**WHAT YOU HAVE TO DO:**
Set down the entries exactly as they appear, apart from the images, which stay out.

[Component data from apps and pages]

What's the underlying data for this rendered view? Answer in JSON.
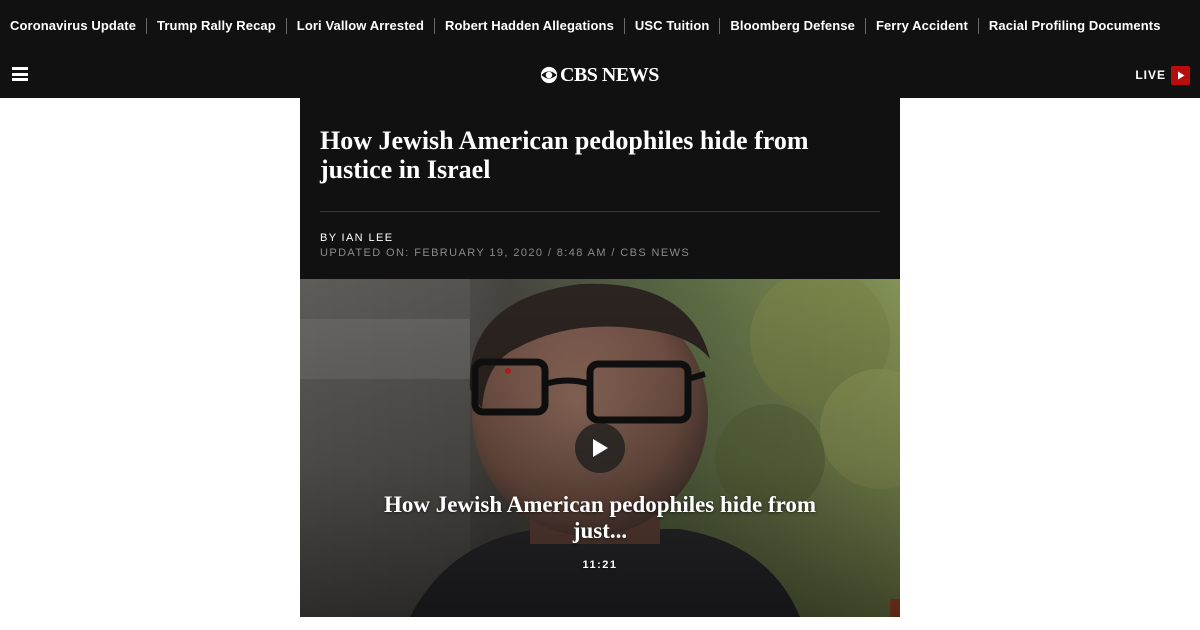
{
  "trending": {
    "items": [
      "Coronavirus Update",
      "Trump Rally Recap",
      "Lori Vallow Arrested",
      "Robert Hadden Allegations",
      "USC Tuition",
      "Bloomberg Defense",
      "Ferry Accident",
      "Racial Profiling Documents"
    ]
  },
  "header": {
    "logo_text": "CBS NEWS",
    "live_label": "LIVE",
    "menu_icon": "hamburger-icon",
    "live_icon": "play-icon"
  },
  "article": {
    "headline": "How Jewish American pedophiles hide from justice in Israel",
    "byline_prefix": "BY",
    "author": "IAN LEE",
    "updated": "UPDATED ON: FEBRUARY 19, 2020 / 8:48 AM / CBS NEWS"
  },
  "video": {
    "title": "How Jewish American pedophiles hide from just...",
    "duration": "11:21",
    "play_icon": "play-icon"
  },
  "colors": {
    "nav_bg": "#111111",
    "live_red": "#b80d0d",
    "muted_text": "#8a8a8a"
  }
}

**WRITTEN SOLUTION:**
What's the underlying data for this rendered view? Answer in JSON.
{
  "trending": {
    "items": [
      "Coronavirus Update",
      "Trump Rally Recap",
      "Lori Vallow Arrested",
      "Robert Hadden Allegations",
      "USC Tuition",
      "Bloomberg Defense",
      "Ferry Accident",
      "Racial Profiling Documents"
    ]
  },
  "header": {
    "logo_text": "CBS NEWS",
    "live_label": "LIVE",
    "menu_icon": "hamburger-icon",
    "live_icon": "play-icon"
  },
  "article": {
    "headline": "How Jewish American pedophiles hide from justice in Israel",
    "byline_prefix": "BY",
    "author": "IAN LEE",
    "updated": "UPDATED ON: FEBRUARY 19, 2020 / 8:48 AM / CBS NEWS"
  },
  "video": {
    "title": "How Jewish American pedophiles hide from just...",
    "duration": "11:21",
    "play_icon": "play-icon"
  },
  "colors": {
    "nav_bg": "#111111",
    "live_red": "#b80d0d",
    "muted_text": "#8a8a8a"
  }
}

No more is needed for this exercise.